--- start of Data for processing ---
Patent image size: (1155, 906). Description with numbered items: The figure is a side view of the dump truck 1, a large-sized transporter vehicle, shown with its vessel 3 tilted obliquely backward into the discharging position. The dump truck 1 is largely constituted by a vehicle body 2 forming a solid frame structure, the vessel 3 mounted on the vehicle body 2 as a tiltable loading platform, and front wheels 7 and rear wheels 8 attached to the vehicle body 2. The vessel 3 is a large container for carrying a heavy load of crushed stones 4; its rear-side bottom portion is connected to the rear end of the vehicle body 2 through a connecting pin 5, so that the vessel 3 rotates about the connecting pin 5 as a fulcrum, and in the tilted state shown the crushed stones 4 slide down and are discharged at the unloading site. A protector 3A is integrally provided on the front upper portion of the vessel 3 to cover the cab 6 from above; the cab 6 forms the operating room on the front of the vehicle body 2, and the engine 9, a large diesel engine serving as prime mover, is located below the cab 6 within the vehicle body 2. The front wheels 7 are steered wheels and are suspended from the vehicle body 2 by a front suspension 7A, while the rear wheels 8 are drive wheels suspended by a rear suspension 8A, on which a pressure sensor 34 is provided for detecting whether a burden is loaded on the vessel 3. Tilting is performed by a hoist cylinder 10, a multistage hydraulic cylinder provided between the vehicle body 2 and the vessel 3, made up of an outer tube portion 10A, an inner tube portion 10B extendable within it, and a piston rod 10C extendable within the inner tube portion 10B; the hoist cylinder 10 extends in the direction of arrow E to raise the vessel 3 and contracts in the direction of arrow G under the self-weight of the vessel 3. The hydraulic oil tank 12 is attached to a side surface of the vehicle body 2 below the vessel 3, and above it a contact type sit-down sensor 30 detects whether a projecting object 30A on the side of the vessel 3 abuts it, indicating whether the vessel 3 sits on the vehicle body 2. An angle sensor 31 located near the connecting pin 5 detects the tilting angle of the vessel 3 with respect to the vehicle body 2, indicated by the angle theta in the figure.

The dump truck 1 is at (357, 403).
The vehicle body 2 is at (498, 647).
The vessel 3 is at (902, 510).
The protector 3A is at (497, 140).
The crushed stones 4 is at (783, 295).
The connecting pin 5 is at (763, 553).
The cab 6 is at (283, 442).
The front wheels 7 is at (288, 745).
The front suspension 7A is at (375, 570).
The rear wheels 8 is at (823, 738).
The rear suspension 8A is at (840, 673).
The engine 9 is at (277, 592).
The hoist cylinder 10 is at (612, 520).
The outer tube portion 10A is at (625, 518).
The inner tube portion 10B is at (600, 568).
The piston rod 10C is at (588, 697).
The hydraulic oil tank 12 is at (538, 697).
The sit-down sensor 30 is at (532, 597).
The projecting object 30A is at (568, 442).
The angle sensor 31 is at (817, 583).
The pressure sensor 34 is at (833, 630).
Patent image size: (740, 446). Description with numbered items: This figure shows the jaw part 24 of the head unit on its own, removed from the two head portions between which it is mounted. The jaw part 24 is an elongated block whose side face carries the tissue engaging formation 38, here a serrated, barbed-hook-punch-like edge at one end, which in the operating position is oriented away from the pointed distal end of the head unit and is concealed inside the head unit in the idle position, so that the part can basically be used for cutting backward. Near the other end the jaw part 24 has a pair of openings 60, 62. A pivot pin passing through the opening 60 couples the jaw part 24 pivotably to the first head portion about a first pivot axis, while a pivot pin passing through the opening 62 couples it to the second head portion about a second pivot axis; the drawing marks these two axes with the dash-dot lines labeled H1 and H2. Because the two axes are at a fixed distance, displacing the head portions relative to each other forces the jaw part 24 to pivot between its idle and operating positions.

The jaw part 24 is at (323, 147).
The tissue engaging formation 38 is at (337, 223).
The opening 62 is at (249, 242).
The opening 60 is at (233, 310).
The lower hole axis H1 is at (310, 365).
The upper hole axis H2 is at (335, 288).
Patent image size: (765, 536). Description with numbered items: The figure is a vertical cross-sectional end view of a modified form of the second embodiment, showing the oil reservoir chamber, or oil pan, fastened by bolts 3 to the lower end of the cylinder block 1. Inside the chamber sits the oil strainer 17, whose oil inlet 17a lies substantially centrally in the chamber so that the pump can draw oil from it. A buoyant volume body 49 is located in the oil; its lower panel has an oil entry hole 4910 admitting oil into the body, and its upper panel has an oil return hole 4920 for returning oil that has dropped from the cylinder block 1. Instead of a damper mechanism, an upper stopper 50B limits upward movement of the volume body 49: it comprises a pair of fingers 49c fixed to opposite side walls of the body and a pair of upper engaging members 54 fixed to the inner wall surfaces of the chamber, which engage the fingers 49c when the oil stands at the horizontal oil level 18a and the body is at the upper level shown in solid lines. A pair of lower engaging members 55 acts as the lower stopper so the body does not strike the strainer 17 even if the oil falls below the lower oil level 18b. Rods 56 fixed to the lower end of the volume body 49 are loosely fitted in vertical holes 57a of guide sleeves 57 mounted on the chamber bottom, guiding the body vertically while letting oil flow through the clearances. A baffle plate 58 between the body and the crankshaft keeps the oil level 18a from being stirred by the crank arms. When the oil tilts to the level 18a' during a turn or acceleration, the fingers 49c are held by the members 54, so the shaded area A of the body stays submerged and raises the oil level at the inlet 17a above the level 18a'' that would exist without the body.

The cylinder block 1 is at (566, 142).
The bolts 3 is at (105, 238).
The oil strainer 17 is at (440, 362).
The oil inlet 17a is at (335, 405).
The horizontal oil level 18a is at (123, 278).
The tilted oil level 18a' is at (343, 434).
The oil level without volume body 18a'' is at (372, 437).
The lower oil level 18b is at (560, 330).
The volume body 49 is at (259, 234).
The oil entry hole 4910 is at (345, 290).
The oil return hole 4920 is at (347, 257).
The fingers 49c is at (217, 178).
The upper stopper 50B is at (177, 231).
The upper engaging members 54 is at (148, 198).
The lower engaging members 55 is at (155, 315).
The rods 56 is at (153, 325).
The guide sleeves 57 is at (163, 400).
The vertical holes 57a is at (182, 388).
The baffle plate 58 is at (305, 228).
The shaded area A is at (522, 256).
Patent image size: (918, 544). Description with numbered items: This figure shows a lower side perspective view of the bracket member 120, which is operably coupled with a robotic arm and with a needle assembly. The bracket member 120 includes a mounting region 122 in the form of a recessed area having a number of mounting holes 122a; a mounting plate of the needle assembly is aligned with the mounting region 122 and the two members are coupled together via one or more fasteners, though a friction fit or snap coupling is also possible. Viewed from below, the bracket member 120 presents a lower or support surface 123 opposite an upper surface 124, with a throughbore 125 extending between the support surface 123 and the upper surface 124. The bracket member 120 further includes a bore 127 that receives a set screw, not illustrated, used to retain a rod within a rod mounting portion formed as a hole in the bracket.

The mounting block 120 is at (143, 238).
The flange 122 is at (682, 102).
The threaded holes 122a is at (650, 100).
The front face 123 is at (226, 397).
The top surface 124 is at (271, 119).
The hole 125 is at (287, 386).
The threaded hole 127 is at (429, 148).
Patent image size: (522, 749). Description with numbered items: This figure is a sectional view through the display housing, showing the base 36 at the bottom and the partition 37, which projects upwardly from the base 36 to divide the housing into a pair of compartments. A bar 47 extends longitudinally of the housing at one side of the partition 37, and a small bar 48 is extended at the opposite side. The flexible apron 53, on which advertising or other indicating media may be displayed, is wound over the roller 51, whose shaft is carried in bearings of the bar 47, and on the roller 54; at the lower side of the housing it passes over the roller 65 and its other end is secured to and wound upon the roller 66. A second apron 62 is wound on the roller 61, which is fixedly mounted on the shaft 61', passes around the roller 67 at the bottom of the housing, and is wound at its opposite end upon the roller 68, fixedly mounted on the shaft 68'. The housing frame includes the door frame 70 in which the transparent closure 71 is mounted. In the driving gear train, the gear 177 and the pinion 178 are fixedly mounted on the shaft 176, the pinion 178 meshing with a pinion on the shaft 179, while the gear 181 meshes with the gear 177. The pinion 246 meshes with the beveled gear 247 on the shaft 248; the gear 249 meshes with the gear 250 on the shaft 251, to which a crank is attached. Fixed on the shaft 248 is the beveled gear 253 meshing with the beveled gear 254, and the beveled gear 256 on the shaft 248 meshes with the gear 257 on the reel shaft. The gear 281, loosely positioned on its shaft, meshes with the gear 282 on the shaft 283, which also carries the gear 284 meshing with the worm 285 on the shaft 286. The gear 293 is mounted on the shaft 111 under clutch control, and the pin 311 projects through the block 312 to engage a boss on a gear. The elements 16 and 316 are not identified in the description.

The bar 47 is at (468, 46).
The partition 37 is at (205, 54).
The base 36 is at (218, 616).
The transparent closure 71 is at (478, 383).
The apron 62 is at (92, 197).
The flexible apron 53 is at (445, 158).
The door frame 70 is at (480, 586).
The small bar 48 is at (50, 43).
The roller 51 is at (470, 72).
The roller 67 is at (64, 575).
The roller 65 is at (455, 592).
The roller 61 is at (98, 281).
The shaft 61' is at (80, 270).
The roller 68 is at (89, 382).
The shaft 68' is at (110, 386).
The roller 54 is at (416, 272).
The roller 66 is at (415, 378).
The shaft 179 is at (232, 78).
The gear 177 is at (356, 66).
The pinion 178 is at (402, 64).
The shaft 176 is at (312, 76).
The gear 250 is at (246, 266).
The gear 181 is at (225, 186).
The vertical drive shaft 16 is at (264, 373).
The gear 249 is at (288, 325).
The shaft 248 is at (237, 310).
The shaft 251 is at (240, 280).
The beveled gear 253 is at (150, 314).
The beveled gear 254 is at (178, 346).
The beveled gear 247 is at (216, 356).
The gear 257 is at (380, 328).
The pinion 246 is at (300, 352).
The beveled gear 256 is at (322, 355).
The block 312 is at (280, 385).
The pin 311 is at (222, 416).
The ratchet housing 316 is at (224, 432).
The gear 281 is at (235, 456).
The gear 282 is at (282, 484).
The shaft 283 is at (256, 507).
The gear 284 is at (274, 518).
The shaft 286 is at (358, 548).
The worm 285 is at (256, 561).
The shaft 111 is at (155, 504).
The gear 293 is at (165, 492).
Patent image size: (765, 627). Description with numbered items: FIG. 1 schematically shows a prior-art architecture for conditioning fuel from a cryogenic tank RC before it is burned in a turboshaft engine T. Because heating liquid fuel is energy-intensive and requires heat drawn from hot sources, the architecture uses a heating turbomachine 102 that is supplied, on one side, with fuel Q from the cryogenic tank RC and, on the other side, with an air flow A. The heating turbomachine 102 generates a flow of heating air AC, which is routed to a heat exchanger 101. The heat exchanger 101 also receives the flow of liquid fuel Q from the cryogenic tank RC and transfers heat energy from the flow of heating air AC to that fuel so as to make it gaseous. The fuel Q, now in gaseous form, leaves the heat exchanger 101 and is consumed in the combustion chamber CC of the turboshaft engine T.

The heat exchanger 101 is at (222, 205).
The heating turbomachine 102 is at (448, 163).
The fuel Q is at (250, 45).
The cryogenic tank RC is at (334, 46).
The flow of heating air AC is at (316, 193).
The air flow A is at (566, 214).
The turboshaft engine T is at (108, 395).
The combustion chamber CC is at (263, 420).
--- end of Data for processing ---
Exercise directions:
Can you return, unchanged, the lines of the data starting with the line containing "Patent image size: (522, 749)." and going on through the line containing "The door frame 70 is at (480, 586)."?

Solution for this task:
Patent image size: (522, 749). Description with numbered items: This figure is a sectional view through the display housing, showing the base 36 at the bottom and the partition 37, which projects upwardly from the base 36 to divide the housing into a pair of compartments. A bar 47 extends longitudinally of the housing at one side of the partition 37, and a small bar 48 is extended at the opposite side. The flexible apron 53, on which advertising or other indicating media may be displayed, is wound over the roller 51, whose shaft is carried in bearings of the bar 47, and on the roller 54; at the lower side of the housing it passes over the roller 65 and its other end is secured to and wound upon the roller 66. A second apron 62 is wound on the roller 61, which is fixedly mounted on the shaft 61', passes around the roller 67 at the bottom of the housing, and is wound at its opposite end upon the roller 68, fixedly mounted on the shaft 68'. The housing frame includes the door frame 70 in which the transparent closure 71 is mounted. In the driving gear train, the gear 177 and the pinion 178 are fixedly mounted on the shaft 176, the pinion 178 meshing with a pinion on the shaft 179, while the gear 181 meshes with the gear 177. The pinion 246 meshes with the beveled gear 247 on the shaft 248; the gear 249 meshes with the gear 250 on the shaft 251, to which a crank is attached. Fixed on the shaft 248 is the beveled gear 253 meshing with the beveled gear 254, and the beveled gear 256 on the shaft 248 meshes with the gear 257 on the reel shaft. The gear 281, loosely positioned on its shaft, meshes with the gear 282 on the shaft 283, which also carries the gear 284 meshing with the worm 285 on the shaft 286. The gear 293 is mounted on the shaft 111 under clutch control, and the pin 311 projects through the block 312 to engage a boss on a gear. The elements 16 and 316 are not identified in the description.

The bar 47 is at (468, 46).
The partition 37 is at (205, 54).
The base 36 is at (218, 616).
The transparent closure 71 is at (478, 383).
The apron 62 is at (92, 197).
The flexible apron 53 is at (445, 158).
The door frame 70 is at (480, 586).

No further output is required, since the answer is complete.